▶ **EXTRACTED TEXT**

Thursday, May 11, 2017

An Open Letter to Rep. Rodney Davis, IL Congressional District 13

Dear Rep. Davis,

On Tuesday, May 9, when you held your "office hours" event in Champaign, I waited in line for nearly four hours to speak with you.  I hoped to look you in the eye, and tell you, as a faith leader in this community, how I feel that your failure to respond to your constituents is not only an affront to the principles of representative democracy, but also a moral outrage.  But it seems you were merely interested in playing a game, as you scheduled a woefully inadequate amount of time for your constituents to talk with you.  Each of us, in practice, was allotted approximately 2 minutes (if we were lucky enough to actually make it into your presence).  So I got frustrated, I got flustered, and I did not articulate my point as eloquently as I could have.  More significantly, I let you get to me, and spoke more sharply than I might have liked, which might have diluted the important messages delivered by other constituents in the room.

I should note here, by the way, that I came on Tuesday during my day off and on my own time.  I identified my title and position because they are part of my personal identity.  But I came for myself as a concerned citizen.  Though your friend Mr. Trump has sought to erode the provisions of the Johnson Amendment, which enshrine the important principle of the separation of Church and State, I still believe very strongly in keeping clear boundaries between these two important institutions.  So I speak here only for myself, and not for my congregation.

▶ **GIVEN RECORDS**
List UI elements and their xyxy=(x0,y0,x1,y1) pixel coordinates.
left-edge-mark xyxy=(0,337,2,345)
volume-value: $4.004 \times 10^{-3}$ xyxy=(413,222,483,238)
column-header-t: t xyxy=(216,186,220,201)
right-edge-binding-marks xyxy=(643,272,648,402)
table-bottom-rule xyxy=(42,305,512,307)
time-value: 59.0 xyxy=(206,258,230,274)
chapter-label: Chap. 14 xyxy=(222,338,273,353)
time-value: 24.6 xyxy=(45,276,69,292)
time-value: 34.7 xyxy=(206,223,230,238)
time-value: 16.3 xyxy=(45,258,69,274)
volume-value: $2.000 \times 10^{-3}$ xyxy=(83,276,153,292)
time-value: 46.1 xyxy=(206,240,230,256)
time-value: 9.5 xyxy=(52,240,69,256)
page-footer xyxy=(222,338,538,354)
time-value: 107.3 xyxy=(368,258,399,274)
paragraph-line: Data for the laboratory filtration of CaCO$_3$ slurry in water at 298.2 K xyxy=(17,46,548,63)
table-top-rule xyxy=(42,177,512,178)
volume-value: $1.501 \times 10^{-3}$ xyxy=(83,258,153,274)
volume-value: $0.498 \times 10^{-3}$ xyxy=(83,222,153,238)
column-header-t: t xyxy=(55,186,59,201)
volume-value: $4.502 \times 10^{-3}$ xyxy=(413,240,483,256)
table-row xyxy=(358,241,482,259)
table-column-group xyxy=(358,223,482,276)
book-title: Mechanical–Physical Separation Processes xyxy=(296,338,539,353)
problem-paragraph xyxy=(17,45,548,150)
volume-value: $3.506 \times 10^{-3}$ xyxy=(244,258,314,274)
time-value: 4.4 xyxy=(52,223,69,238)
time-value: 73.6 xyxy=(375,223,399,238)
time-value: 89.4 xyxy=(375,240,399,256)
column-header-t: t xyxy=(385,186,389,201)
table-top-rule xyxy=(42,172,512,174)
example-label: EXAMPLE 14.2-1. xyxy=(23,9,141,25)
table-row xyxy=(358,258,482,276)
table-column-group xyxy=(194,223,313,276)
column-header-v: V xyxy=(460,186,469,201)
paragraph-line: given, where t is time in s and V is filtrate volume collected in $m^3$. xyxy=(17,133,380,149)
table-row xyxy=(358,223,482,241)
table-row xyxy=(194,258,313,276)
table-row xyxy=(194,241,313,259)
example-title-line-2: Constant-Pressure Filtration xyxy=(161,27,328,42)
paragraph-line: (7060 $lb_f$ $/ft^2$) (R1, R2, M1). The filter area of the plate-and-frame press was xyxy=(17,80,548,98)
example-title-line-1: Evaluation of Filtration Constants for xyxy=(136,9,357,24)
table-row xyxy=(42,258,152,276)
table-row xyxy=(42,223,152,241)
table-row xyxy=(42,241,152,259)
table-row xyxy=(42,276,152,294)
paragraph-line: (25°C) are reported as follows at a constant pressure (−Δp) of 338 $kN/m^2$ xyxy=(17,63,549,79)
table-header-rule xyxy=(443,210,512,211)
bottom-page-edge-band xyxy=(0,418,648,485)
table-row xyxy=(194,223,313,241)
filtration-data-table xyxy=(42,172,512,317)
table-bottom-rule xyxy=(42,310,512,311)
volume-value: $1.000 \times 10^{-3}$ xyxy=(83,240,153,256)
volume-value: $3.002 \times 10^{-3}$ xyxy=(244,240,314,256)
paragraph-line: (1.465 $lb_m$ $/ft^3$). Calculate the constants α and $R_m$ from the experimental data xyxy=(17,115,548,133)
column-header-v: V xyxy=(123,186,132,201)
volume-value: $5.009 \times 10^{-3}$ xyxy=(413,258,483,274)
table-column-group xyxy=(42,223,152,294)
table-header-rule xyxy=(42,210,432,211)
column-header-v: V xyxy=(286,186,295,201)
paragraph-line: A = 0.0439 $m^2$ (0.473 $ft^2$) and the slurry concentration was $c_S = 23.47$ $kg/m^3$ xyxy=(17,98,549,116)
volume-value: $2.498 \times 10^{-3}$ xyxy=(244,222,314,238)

▶ **CHALLENGE 1**
Decide whether each statement agrees with the open letter to Rep. Davis: (a) the writer waited in line for nearly four hours; (b) the writer attended the event on a working day; (c) the writer speaks on behalf of a congregation. Answer yes or no for each, quoting the words of the letter that settle it.
▶ **CHALLENGE 2**
Carry the open letter to Rep. Davis on from its last sentence.
The rows play no part here.

▶ **WRITTEN REPLY 1**
(a) Yes: "I waited in line for nearly four hours to speak with you."
(b) No: "I came on Tuesday during my day off and on my own time."
(c) No: "So I speak here only for myself, and not for my congregation."

▶ **WRITTEN REPLY 2**
On Wednesday, a mutual friend of ours texted you and mentioned that you and I had met.  You replied to her something indicating that I didn't like you.  Because texts lack nuance, I am not certain if you were upset, confused, or amused by this fact.  But no matter.  Both of our lines of work, Rep. Davis, require thick skins.  I let you get under mine on Tuesday, and thus gave you the impression that I don't like you.  But let me set you straight: I detest your voting record.  I decry your grandstanding, and your refusal to have meaningful conversations with those whom you represent.  I am eminently frustrated by your unwillingness to release call tallies, which would clearly indicate how your constituents feel about given issues.  I am disgusted by your continued choice of party over country and over principle, and your refusal to ever repudiate any of the dangerous and offensive actions and statements that Donald Trump has put forward.  Since the inauguration, you have voted with the GOP in support of Mr. Trump's actions time and again, supporting policies such as the travel ban and the AHCA that will do irreparable harm to people within your district, destroying families and maybe even causing people to die.  Only today did I see your first statement remotely questioning  Mr. Trump-- related to his dismissal of Mr. Comey as FBI director, and a statement expressing "surprise" is far from a  condemnation.  But while I may hate the way you choose to govern, and hate the things you believe and how you conduct yourself with every fiber of my being, I don't dislike you as a person.  My faith cautions me against such an attitude.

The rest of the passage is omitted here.